#### [Reading text]
☆ ☆ ☆ ☆

| REPORTS MAKING
MUSIC
Gateway- a Business Standard Publication
February 2005.
Tutor Tune
by Subhra Mazumdar
There aren’t many things simpler and yet more harmonious than a
classical music session in progress at Kolkata’s Sangeet Research
Academy. Visually one witnesses a bare floor, on which are seated a
master and a learner at a classroom session. Audibly, of course, it is
a power-packed dynamism unfolding, for the method of learning is
backed by centuries of experience, a tried out tradition and a
methodology of instruction that is considered primary to this
classical art of India.
Deliberately opting for the guru shishya parampara pattern of the
gurukul system of education, the Sangeet Research Academy (SRA) has
proved a point. While music schools elsewhere have veered away to suit
the instructional formula of course and curriculum, this unique
institution has proved that music performers can only be nurtured via
the ancient and rigorous route of living in complete association with
the guru.
For such musical excellence to be sustained in today’s somewhat alien
situation, with uncanny far-sightedness, the selectors and formulators
of its institutional makeup had launched a massive search programme
for the right kind of guru. They had invited gurus who were out of the
performance circuit and yet had a mine of knowledge to impart to
disciples. Thus, master musicians from the various gharanas or schools
of music came to take up residence at their premises and train a few
disciples exclusively under their charge to help them pursue
independent careers as performers.
At the start, this decision of selecting gurus was a radical departure
from the then prevalent gharana cult, closeted into family folds and
suspicious of outside exposure for fear of losing their exclusivity.
Among other gurus there was the reluctance of leaving there native
places and take up residence in far off Kalkatta. A few visionaries
were willing to give it a try and one of the first volunteers was the
late Ustad Nissar Hussain Khan a doyen of the Rampur Sahaswan gharana.

☆ ☆ ☆ ☆

#### [The data]
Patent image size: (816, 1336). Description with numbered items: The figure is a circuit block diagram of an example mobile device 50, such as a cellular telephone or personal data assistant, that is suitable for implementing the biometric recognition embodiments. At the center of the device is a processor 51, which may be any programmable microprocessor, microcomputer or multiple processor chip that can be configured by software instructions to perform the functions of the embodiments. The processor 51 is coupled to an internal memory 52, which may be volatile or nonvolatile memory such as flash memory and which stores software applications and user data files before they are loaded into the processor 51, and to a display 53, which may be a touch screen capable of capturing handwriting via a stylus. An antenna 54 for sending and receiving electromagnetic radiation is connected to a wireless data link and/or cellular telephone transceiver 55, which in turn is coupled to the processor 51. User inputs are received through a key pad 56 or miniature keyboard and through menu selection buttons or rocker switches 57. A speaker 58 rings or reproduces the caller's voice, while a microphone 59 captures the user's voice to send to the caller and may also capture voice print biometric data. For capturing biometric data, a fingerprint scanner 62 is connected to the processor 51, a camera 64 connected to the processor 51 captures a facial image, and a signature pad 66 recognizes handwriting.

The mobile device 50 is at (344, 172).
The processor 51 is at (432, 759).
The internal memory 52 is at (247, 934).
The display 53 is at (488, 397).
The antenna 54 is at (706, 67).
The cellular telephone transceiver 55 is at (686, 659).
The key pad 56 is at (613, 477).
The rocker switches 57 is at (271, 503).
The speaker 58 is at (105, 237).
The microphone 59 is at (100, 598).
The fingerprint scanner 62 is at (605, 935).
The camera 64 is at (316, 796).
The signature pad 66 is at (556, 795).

☆ ☆ ☆ ☆

#### [Given problem 1]
In the article on the Sangeet Research Academy, who was one of the first gurus to volunteer?
#### [Given problem 2]
Turn every line of the records into a numbered list, leaving out any blank lines.

#### [Task answer 1]
The late Ustad Nissar Hussain Khan, a doyen of the Rampur Sahaswan gharana.

#### [Task answer 2]
1. Patent image size: (816, 1336). Description with numbered items: The figure is a circuit block diagram of an example mobile device 50, such as a cellular telephone or personal data assistant, that is suitable for implementing the biometric recognition embodiments. At the center of the device is a processor 51, which may be any programmable microprocessor, microcomputer or multiple processor chip that can be configured by software instructions to perform the functions of the embodiments. The processor 51 is coupled to an internal memory 52, which may be volatile or nonvolatile memory such as flash memory and which stores software applications and user data files before they are loaded into the processor 51, and to a display 53, which may be a touch screen capable of capturing handwriting via a stylus. An antenna 54 for sending and receiving electromagnetic radiation is connected to a wireless data link and/or cellular telephone transceiver 55, which in turn is coupled to the processor 51. User inputs are received through a key pad 56 or miniature keyboard and through menu selection buttons or rocker switches 57. A speaker 58 rings or reproduces the caller's voice, while a microphone 59 captures the user's voice to send to the caller and may also capture voice print biometric data. For capturing biometric data, a fingerprint scanner 62 is connected to the processor 51, a camera 64 connected to the processor 51 captures a facial image, and a signature pad 66 recognizes handwriting.
2. The mobile device 50 is at (344, 172).
3. The processor 51 is at (432, 759).
4. The internal memory 52 is at (247, 934).
5. The display 53 is at (488, 397).
6. The antenna 54 is at (706, 67).
7. The cellular telephone transceiver 55 is at (686, 659).
8. The key pad 56 is at (613, 477).
9. The rocker switches 57 is at (271, 503).
10. The speaker 58 is at (105, 237).
11. The microphone 59 is at (100, 598).
12. The fingerprint scanner 62 is at (605, 935).
13. The camera 64 is at (316, 796).
14. The signature pad 66 is at (556, 795).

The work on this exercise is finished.